Check every line of the data below for the string "ylabel", and copy the ones that hold it.

[Records]
== == ==

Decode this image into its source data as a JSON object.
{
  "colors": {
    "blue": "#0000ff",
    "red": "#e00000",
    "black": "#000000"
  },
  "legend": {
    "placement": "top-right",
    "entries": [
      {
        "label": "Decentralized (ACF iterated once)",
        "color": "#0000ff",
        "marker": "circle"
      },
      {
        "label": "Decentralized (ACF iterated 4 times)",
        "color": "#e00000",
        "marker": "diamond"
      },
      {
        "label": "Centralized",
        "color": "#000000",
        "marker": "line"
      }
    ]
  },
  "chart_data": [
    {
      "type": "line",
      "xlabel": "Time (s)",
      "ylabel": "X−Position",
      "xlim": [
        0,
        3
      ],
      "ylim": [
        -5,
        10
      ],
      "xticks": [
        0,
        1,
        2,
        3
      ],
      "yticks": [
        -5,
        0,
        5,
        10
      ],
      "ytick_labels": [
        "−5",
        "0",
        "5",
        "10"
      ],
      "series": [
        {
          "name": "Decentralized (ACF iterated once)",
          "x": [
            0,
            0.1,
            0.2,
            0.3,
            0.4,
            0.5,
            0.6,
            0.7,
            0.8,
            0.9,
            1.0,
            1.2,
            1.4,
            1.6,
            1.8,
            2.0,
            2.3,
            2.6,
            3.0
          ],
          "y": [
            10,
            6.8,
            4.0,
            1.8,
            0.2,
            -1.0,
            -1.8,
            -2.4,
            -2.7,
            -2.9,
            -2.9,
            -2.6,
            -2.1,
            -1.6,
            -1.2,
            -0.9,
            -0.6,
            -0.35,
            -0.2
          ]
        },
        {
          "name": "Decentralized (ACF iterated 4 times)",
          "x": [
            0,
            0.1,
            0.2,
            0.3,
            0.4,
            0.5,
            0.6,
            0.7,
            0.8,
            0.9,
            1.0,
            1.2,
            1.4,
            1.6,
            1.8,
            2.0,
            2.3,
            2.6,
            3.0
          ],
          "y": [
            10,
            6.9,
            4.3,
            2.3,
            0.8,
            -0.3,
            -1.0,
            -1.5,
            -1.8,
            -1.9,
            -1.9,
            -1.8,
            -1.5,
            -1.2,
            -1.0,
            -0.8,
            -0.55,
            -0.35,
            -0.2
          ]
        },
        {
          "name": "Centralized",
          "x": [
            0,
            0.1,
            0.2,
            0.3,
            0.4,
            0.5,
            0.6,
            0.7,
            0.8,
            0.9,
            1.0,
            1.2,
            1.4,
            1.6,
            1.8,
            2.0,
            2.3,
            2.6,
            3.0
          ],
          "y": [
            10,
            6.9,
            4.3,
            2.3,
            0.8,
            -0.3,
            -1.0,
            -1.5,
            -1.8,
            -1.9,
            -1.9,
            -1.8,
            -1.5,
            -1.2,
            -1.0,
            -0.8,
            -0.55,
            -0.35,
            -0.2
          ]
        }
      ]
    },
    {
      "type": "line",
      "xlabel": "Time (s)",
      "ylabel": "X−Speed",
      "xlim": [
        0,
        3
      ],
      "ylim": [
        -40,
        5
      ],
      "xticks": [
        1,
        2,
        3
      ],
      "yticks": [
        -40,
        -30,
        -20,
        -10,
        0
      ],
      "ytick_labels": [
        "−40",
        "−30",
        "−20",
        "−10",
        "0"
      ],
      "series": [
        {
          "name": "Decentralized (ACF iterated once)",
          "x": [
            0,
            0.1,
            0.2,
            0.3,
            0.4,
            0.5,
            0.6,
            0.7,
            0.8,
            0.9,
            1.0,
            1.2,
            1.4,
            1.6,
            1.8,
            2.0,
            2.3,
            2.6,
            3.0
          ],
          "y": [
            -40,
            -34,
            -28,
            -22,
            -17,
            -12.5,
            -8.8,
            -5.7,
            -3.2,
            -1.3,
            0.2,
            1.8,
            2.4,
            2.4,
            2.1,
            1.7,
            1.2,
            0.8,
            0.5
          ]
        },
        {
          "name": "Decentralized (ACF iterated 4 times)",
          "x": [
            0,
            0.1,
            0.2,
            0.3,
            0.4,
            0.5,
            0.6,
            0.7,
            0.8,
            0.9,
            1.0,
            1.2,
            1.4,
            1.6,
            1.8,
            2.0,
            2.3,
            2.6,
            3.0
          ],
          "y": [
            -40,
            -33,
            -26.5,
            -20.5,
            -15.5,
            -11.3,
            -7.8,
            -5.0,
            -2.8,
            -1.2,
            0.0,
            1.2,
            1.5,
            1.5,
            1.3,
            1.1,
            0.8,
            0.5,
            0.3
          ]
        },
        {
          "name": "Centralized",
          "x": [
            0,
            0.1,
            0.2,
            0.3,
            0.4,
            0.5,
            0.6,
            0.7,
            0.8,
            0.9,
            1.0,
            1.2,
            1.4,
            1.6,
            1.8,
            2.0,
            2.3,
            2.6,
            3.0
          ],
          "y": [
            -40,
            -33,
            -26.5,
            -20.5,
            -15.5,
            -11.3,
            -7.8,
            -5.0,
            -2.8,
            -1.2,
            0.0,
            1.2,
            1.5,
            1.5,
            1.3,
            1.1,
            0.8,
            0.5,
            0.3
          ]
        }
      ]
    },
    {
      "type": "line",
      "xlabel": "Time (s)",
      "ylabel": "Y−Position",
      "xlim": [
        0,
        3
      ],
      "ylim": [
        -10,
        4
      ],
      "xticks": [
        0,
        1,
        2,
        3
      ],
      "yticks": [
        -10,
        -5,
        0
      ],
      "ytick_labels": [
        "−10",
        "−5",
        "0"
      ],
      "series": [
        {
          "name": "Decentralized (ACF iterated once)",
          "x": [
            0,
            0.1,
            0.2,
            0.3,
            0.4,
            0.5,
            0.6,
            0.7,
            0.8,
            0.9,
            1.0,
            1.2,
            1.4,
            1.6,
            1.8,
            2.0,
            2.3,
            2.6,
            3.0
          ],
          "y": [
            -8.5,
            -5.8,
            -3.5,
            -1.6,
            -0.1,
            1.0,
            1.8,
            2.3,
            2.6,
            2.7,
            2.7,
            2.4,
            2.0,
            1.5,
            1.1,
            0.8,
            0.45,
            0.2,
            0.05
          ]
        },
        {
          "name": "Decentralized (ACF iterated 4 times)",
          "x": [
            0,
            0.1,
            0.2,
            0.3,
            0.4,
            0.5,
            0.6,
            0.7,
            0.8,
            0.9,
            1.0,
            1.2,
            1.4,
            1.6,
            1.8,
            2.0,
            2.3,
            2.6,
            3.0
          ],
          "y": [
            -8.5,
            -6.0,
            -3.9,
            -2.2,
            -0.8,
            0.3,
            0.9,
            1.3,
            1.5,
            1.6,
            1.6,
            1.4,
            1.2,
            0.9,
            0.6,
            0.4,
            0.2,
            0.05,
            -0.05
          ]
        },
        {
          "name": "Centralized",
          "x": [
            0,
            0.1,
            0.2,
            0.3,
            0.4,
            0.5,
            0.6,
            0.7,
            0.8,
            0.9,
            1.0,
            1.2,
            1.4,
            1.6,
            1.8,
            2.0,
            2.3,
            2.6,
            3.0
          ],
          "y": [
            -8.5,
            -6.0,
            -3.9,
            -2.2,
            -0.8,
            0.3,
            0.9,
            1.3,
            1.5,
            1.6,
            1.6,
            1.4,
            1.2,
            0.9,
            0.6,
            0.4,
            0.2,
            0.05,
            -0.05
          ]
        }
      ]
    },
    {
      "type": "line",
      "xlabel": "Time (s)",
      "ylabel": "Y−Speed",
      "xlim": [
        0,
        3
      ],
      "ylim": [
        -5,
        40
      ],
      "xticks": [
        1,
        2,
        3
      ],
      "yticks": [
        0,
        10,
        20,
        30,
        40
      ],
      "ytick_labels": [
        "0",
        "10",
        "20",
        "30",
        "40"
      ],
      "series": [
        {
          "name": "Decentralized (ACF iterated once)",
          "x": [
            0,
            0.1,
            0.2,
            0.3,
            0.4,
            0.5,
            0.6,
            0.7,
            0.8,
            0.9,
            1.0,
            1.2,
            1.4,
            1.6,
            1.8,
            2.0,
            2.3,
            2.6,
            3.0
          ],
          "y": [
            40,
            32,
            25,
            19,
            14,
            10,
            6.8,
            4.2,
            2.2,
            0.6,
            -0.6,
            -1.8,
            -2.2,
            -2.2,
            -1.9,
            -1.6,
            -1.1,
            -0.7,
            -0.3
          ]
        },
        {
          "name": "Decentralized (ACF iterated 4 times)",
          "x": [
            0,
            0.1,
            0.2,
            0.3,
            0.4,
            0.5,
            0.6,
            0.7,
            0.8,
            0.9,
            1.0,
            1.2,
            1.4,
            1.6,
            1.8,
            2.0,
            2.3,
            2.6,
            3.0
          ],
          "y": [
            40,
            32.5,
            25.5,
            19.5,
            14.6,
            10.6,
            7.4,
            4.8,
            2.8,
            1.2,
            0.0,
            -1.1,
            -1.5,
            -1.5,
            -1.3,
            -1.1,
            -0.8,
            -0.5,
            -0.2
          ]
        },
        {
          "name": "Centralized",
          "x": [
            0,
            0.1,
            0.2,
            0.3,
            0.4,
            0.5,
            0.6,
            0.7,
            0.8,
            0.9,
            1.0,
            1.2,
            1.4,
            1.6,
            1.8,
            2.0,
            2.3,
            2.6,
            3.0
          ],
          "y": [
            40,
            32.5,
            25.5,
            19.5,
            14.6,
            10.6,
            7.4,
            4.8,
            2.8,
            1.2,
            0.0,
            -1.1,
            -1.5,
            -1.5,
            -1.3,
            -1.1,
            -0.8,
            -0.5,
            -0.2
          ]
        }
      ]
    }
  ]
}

== == ==

Result below:
      "ylabel": "X−Position",
      "ylabel": "X−Speed",
      "ylabel": "Y−Position",
      "ylabel": "Y−Speed",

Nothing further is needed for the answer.